══ Data for the task
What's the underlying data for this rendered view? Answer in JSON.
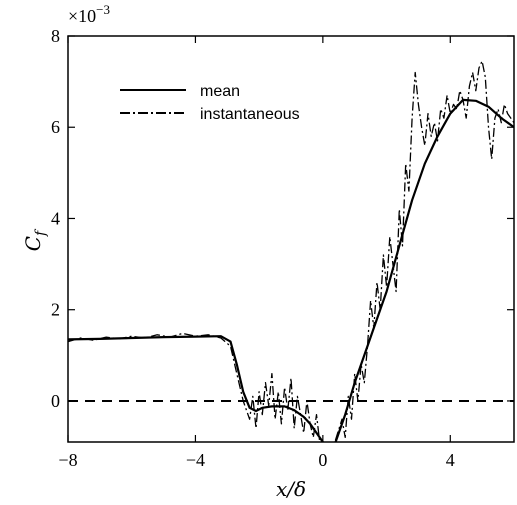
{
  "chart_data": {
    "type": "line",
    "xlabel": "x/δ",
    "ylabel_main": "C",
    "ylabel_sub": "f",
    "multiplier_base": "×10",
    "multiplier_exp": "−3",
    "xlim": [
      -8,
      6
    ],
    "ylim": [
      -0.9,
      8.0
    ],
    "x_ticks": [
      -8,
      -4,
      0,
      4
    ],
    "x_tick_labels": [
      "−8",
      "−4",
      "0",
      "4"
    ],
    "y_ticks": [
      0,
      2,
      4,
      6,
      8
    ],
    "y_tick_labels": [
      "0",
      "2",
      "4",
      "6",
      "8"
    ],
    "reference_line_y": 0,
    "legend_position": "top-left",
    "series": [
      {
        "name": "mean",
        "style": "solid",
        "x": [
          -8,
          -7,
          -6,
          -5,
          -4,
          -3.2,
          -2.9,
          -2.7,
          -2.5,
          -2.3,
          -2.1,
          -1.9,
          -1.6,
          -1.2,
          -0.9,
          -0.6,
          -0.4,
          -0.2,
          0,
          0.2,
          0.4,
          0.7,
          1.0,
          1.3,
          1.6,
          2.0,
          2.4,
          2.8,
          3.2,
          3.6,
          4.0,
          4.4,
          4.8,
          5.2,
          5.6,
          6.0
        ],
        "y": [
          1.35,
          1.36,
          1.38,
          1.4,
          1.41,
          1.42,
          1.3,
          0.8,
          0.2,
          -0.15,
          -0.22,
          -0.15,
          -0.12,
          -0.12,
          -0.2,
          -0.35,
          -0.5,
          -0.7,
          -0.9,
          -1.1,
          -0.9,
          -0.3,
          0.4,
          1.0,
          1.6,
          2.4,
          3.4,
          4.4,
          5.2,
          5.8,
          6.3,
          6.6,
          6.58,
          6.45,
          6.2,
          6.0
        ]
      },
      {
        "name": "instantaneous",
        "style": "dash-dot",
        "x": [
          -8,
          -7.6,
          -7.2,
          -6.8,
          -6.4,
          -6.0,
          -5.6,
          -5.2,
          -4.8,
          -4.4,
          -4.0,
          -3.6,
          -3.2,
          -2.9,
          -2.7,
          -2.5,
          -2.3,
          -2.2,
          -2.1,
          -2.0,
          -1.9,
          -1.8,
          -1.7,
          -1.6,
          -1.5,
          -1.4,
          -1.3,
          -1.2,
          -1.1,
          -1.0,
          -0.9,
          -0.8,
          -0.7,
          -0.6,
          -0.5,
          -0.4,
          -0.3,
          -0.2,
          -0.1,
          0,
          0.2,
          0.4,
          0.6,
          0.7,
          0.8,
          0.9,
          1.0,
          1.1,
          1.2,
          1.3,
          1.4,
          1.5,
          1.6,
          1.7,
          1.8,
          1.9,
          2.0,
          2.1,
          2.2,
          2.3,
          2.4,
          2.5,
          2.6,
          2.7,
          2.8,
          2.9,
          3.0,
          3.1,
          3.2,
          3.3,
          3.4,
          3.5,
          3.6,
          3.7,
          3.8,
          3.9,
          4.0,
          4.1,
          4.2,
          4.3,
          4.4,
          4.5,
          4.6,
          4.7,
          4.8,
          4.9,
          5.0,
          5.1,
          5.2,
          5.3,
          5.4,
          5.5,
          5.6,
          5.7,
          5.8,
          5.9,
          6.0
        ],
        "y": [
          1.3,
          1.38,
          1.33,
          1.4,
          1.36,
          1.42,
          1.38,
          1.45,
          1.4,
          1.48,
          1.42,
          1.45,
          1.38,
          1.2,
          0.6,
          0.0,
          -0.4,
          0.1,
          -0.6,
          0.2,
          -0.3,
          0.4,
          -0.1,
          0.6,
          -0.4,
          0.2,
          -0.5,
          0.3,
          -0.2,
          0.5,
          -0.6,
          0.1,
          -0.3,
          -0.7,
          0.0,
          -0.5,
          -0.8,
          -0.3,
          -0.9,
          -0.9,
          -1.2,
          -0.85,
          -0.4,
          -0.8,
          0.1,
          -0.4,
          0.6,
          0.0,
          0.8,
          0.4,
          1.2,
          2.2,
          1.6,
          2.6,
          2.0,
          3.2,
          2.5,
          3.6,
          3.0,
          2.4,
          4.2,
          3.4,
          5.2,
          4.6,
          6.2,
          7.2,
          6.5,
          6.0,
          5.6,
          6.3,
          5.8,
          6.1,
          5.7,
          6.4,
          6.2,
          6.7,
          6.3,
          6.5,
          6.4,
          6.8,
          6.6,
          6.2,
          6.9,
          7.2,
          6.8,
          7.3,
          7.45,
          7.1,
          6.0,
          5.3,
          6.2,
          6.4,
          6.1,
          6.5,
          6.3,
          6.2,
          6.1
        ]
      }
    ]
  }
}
════
_Exercise requirements_:
Set down the records in full and exactly. Do not carry over any image.

_The output_:
What's the underlying data for this rendered view? Answer in JSON.
{
  "chart_data": {
    "type": "line",
    "xlabel": "x/δ",
    "ylabel_main": "C",
    "ylabel_sub": "f",
    "multiplier_base": "×10",
    "multiplier_exp": "−3",
    "xlim": [
      -8,
      6
    ],
    "ylim": [
      -0.9,
      8.0
    ],
    "x_ticks": [
      -8,
      -4,
      0,
      4
    ],
    "x_tick_labels": [
      "−8",
      "−4",
      "0",
      "4"
    ],
    "y_ticks": [
      0,
      2,
      4,
      6,
      8
    ],
    "y_tick_labels": [
      "0",
      "2",
      "4",
      "6",
      "8"
    ],
    "reference_line_y": 0,
    "legend_position": "top-left",
    "series": [
      {
        "name": "mean",
        "style": "solid",
        "x": [
          -8,
          -7,
          -6,
          -5,
          -4,
          -3.2,
          -2.9,
          -2.7,
          -2.5,
          -2.3,
          -2.1,
          -1.9,
          -1.6,
          -1.2,
          -0.9,
          -0.6,
          -0.4,
          -0.2,
          0,
          0.2,
          0.4,
          0.7,
          1.0,
          1.3,
          1.6,
          2.0,
          2.4,
          2.8,
          3.2,
          3.6,
          4.0,
          4.4,
          4.8,
          5.2,
          5.6,
          6.0
        ],
        "y": [
          1.35,
          1.36,
          1.38,
          1.4,
          1.41,
          1.42,
          1.3,
          0.8,
          0.2,
          -0.15,
          -0.22,
          -0.15,
          -0.12,
          -0.12,
          -0.2,
          -0.35,
          -0.5,
          -0.7,
          -0.9,
          -1.1,
          -0.9,
          -0.3,
          0.4,
          1.0,
          1.6,
          2.4,
          3.4,
          4.4,
          5.2,
          5.8,
          6.3,
          6.6,
          6.58,
          6.45,
          6.2,
          6.0
        ]
      },
      {
        "name": "instantaneous",
        "style": "dash-dot",
        "x": [
          -8,
          -7.6,
          -7.2,
          -6.8,
          -6.4,
          -6.0,
          -5.6,
          -5.2,
          -4.8,
          -4.4,
          -4.0,
          -3.6,
          -3.2,
          -2.9,
          -2.7,
          -2.5,
          -2.3,
          -2.2,
          -2.1,
          -2.0,
          -1.9,
          -1.8,
          -1.7,
          -1.6,
          -1.5,
          -1.4,
          -1.3,
          -1.2,
          -1.1,
          -1.0,
          -0.9,
          -0.8,
          -0.7,
          -0.6,
          -0.5,
          -0.4,
          -0.3,
          -0.2,
          -0.1,
          0,
          0.2,
          0.4,
          0.6,
          0.7,
          0.8,
          0.9,
          1.0,
          1.1,
          1.2,
          1.3,
          1.4,
          1.5,
          1.6,
          1.7,
          1.8,
          1.9,
          2.0,
          2.1,
          2.2,
          2.3,
          2.4,
          2.5,
          2.6,
          2.7,
          2.8,
          2.9,
          3.0,
          3.1,
          3.2,
          3.3,
          3.4,
          3.5,
          3.6,
          3.7,
          3.8,
          3.9,
          4.0,
          4.1,
          4.2,
          4.3,
          4.4,
          4.5,
          4.6,
          4.7,
          4.8,
          4.9,
          5.0,
          5.1,
          5.2,
          5.3,
          5.4,
          5.5,
          5.6,
          5.7,
          5.8,
          5.9,
          6.0
        ],
        "y": [
          1.3,
          1.38,
          1.33,
          1.4,
          1.36,
          1.42,
          1.38,
          1.45,
          1.4,
          1.48,
          1.42,
          1.45,
          1.38,
          1.2,
          0.6,
          0.0,
          -0.4,
          0.1,
          -0.6,
          0.2,
          -0.3,
          0.4,
          -0.1,
          0.6,
          -0.4,
          0.2,
          -0.5,
          0.3,
          -0.2,
          0.5,
          -0.6,
          0.1,
          -0.3,
          -0.7,
          0.0,
          -0.5,
          -0.8,
          -0.3,
          -0.9,
          -0.9,
          -1.2,
          -0.85,
          -0.4,
          -0.8,
          0.1,
          -0.4,
          0.6,
          0.0,
          0.8,
          0.4,
          1.2,
          2.2,
          1.6,
          2.6,
          2.0,
          3.2,
          2.5,
          3.6,
          3.0,
          2.4,
          4.2,
          3.4,
          5.2,
          4.6,
          6.2,
          7.2,
          6.5,
          6.0,
          5.6,
          6.3,
          5.8,
          6.1,
          5.7,
          6.4,
          6.2,
          6.7,
          6.3,
          6.5,
          6.4,
          6.8,
          6.6,
          6.2,
          6.9,
          7.2,
          6.8,
          7.3,
          7.45,
          7.1,
          6.0,
          5.3,
          6.2,
          6.4,
          6.1,
          6.5,
          6.3,
          6.2,
          6.1
        ]
      }
    ]
  }
}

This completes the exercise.